Records provided:
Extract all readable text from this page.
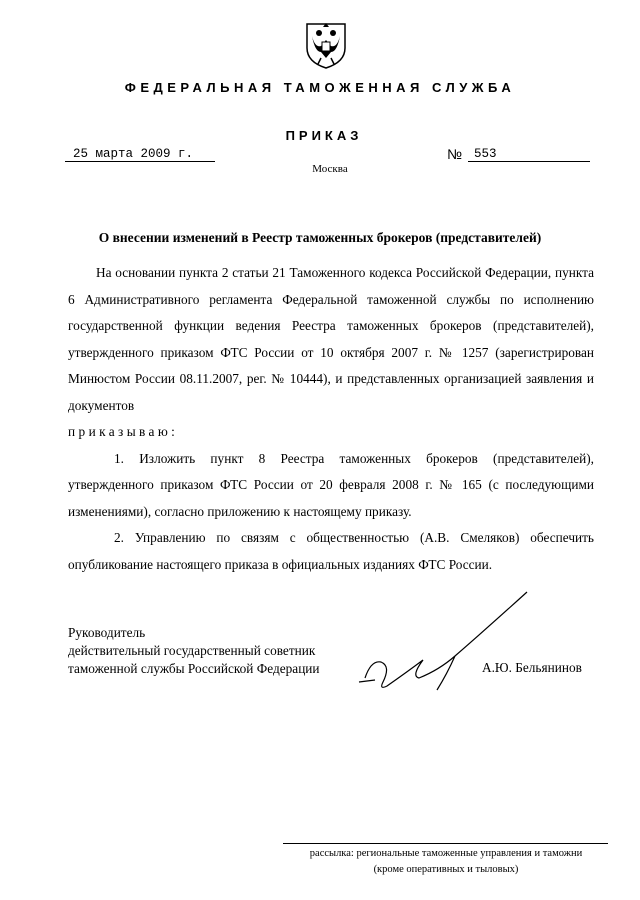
ФЕДЕРАЛЬНАЯ ТАМОЖЕННАЯ СЛУЖБА
ПРИКАЗ
25 марта 2009 г.	№ 553
Москва
О внесении изменений в Реестр таможенных брокеров (представителей)

На основании пункта 2 статьи 21 Таможенного кодекса Российской Федерации, пункта 6 Административного регламента Федеральной таможенной службы по исполнению государственной функции ведения Реестра таможенных брокеров (представителей), утвержденного приказом ФТС России от 10 октября 2007 г. № 1257 (зарегистрирован Минюстом России 08.11.2007, рег. № 10444), и представленных организацией заявления и документов

приказываю:

1. Изложить пункт 8 Реестра таможенных брокеров (представителей), утвержденного приказом ФТС России от 20 февраля 2008 г. № 165 (с последующими изменениями), согласно приложению к настоящему приказу.

2. Управлению по связям с общественностью (А.В. Смеляков) обеспечить опубликование настоящего приказа в официальных изданиях ФТС России.

Руководитель
действительный государственный советник
таможенной службы Российской Федерации	А.Ю. Бельянинов
рассылка: региональные таможенные управления и таможни
(кроме оперативных и тыловых)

Stated exercise:
Repeat the material above in full and exactly, omitting the pictures.

Completed task:
Extract all readable text from this page.
ФЕДЕРАЛЬНАЯ ТАМОЖЕННАЯ СЛУЖБА
ПРИКАЗ
25 марта 2009 г.	№ 553
Москва
О внесении изменений в Реестр таможенных брокеров (представителей)

На основании пункта 2 статьи 21 Таможенного кодекса Российской Федерации, пункта 6 Административного регламента Федеральной таможенной службы по исполнению государственной функции ведения Реестра таможенных брокеров (представителей), утвержденного приказом ФТС России от 10 октября 2007 г. № 1257 (зарегистрирован Минюстом России 08.11.2007, рег. № 10444), и представленных организацией заявления и документов

приказываю:

1. Изложить пункт 8 Реестра таможенных брокеров (представителей), утвержденного приказом ФТС России от 20 февраля 2008 г. № 165 (с последующими изменениями), согласно приложению к настоящему приказу.

2. Управлению по связям с общественностью (А.В. Смеляков) обеспечить опубликование настоящего приказа в официальных изданиях ФТС России.

Руководитель
действительный государственный советник
таможенной службы Российской Федерации	А.Ю. Бельянинов
рассылка: региональные таможенные управления и таможни
(кроме оперативных и тыловых)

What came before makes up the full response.